## FRAGMENTO PROPUESTO
:::

Ahora la revolución industrial ha llegado a China y a sus satélites. Y todo se repite. Por eso los chinos huyen de la condenada tortura fabril y vienen aquí a compartir con los proletarios europeos un pedazo de aire festivo, envueltos en ropas de vendedores ambulantes, dejando agujeros en los zapatos, rastreando la sonrisa en los niños que han aprendido a consumir objetos luminosos para solaz de sus papás. Estos disidentes de la locomotora china han sentido un gran alivio al depender de ellos mismos para sobrevivir.
Por nuestra parte algo hemos evolucionado. En su día ya alguien demostró que unas horas menos de trabajo no hacían caer la producción sino todo lo contrario, y por eso nos redujeron la jornada, al tiempo que aumentaban nuestro tiempo de consumo. Pero este logro no ha supuesto ningún avance social desde el punto de vista de la libertad del obrero: el obrero sigue subyugado al patrón, sigue siendo un siervo que asume todas las labores que se le impongan, dispuesto a trabajar el tiempo que se le exija; la mujer no ha logrado la emancipación social que tanto anhelaba, ha dejado de ser obrera de la casa, dependiente del marido- patrón, para pasar a servir a otro patrón económicamente más poderoso. La ansiada libertad sexual ha resultado ser un juego de niños, quedando como efecto colateral una desestructuración familiar y unas futuras generaciones de individuos inciertas.

:::

## QUÉ HACER
A. Cita literalmente la parte del fragmento sobre la revolución industrial y el trabajo obrero comprendida entre "Por nuestra parte" y "de individuos inciertas.", ambos incluidos.
B. Prosigue el fragmento sobre la revolución industrial y el trabajo obrero a partir de su última oración.

:::

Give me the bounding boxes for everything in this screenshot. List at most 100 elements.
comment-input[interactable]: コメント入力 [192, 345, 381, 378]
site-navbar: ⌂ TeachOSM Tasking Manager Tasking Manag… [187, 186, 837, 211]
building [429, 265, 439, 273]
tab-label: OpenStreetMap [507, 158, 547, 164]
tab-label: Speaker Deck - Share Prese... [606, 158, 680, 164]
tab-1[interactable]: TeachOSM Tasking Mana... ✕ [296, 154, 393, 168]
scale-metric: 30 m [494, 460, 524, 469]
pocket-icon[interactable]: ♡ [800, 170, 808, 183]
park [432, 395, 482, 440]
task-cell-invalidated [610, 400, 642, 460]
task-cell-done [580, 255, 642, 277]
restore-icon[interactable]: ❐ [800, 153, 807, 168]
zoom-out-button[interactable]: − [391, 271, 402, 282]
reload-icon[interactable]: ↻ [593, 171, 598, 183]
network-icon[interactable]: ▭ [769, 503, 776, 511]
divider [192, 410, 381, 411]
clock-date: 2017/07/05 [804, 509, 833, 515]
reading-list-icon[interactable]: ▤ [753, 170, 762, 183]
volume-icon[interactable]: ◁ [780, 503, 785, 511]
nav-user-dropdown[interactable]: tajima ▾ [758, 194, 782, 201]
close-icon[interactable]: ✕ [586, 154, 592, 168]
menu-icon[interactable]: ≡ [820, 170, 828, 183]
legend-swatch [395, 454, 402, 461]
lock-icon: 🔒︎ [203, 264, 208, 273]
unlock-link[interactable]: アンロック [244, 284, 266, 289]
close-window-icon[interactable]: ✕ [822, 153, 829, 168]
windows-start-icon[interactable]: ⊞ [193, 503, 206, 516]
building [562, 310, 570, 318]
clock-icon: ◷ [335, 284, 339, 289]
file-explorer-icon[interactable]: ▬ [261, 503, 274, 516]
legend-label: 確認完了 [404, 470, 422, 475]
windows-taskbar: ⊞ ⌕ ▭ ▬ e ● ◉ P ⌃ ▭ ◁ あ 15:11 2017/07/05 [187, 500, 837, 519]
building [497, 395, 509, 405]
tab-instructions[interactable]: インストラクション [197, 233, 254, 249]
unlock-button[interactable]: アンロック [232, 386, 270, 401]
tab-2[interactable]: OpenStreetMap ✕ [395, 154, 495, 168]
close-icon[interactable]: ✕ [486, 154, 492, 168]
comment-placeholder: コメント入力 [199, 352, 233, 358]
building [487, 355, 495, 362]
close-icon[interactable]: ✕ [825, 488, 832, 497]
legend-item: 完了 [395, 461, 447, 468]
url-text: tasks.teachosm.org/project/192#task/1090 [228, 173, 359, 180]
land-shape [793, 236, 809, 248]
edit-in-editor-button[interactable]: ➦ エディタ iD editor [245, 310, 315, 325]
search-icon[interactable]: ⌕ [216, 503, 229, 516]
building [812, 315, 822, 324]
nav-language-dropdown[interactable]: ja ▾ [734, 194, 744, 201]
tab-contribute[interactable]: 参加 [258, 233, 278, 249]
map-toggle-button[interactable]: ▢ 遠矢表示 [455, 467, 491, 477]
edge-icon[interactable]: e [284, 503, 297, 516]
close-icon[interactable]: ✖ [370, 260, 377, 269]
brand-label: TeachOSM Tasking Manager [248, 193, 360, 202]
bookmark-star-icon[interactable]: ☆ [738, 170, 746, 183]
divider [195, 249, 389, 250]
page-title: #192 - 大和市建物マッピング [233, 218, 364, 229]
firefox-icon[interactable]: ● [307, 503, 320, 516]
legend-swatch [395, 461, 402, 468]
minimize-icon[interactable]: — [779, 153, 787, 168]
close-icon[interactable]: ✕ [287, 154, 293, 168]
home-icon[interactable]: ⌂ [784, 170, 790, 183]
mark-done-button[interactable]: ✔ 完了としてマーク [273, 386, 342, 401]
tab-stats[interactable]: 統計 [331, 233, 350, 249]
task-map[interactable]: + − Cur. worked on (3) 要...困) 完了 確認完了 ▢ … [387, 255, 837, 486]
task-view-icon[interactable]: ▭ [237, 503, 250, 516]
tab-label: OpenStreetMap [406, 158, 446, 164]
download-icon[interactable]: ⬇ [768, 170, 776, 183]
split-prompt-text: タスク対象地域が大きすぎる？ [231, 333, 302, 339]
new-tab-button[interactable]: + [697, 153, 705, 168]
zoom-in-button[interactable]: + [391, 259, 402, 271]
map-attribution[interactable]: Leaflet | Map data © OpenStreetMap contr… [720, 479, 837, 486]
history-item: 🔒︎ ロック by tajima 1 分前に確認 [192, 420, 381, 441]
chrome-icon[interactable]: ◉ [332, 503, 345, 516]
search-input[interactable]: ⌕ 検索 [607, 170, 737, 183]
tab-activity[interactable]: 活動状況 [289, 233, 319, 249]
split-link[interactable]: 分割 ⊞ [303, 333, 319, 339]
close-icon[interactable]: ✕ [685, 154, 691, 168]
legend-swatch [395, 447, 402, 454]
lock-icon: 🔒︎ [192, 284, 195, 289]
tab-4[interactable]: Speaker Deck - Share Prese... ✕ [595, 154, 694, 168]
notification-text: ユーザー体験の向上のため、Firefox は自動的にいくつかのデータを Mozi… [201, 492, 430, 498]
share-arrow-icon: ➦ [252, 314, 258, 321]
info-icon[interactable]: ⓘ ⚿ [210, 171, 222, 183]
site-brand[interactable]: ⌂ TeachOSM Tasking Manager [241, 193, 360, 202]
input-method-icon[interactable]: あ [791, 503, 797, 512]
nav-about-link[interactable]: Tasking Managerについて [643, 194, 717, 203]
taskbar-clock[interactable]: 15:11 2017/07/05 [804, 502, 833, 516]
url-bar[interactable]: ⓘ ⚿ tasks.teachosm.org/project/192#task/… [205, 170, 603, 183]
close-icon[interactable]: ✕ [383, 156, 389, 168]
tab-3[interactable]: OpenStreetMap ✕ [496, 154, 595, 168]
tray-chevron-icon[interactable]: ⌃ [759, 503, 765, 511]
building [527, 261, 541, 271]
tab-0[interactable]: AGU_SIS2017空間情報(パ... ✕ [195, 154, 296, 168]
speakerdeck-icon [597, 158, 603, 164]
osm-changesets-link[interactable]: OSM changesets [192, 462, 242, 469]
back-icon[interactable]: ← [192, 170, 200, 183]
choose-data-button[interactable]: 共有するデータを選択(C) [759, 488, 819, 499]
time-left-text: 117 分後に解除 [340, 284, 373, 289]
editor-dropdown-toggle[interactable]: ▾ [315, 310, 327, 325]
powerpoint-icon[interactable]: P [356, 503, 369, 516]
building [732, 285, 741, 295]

:::

## RESPUESTAS ESPERADAS
A.
Por nuestra parte algo hemos evolucionado. En su día ya alguien demostró que unas horas menos de trabajo no hacían caer la producción sino todo lo contrario, y por eso nos redujeron la jornada, al tiempo que aumentaban nuestro tiempo de consumo. Pero este logro no ha supuesto ningún avance social desde el punto de vista de la libertad del obrero: el obrero sigue subyugado al patrón, sigue siendo un siervo que asume todas las labores que se le impongan, dispuesto a trabajar el tiempo que se le exija; la mujer no ha logrado la emancipación social que tanto anhelaba, ha dejado de ser obrera de la casa, dependiente del marido- patrón, para pasar a servir a otro patrón económicamente más poderoso. La ansiada libertad sexual ha resultado ser un juego de niños, quedando como efecto colateral una desestructuración familiar y unas futuras generaciones de individuos inciertas.

B.
Hoy día el proletariado occidental manda a sus desamparados hijos a las escuelas para que no adquieran vicios degradantes en la calle. Afortunadamente no es necesaria la mano de obra infantil para asegurar nuestra producción, cosa que no ocurre en otros países. Parece que a nadie le preocupa que los hijos sepan más o menos, que sean más o menos inteligentes, o que sean más o menos felices en los desvaríos juveniles. Sólo una visión parece ser satisfactoria para la masa proletaria: la de un hijo con un puesto de trabajo, sirviendo al capital como un buen obrero. También la burguesía envía a sus hijos a la escuela y esperan que de ellos salga algo útil para el sistema. Pero a ellos les interesa conservar la propiedad y la renta del trabajo ajeno, y para ello enseña a su progenie la moral burguesa y el espíritu empresarial. En los centros públicos los niños, sin más diferencia que la de clase, exhiben los ideales paternos con su actitud frente al grupo. Sintiéndose abocados a la esclavitud del trabajo, a semejanza de sus padres, los jóvenes disfrutan de unos momentos dulces en las escuelas, revolviendo entre los placeres que trae la edad y evadiéndose de un mundo manchado con una gran Injusticia.
Con todo nosotros seguiremos llamando a la conciencia de este proletariado con “utopías”: el reparto del trabajo, la reducción de la jornada laboral, la liberación laboral del hombre y de la mujer, la creación de un sistema económico que sirva a los instintos y necesidades reales del hombre, la emancipación de los territorios y sus gentes, la solidaridad y el pensamiento como manera de romper con la esclavitud más severa en la que nos encontramos: la de la ignorancia.
Seguro que nuestras utopías pasarán por los libros de los burgueses bañadas en tintes de comedia, y serán alejadas rápidamente de los dogmas del capital. Y dirán que seguimos creciendo.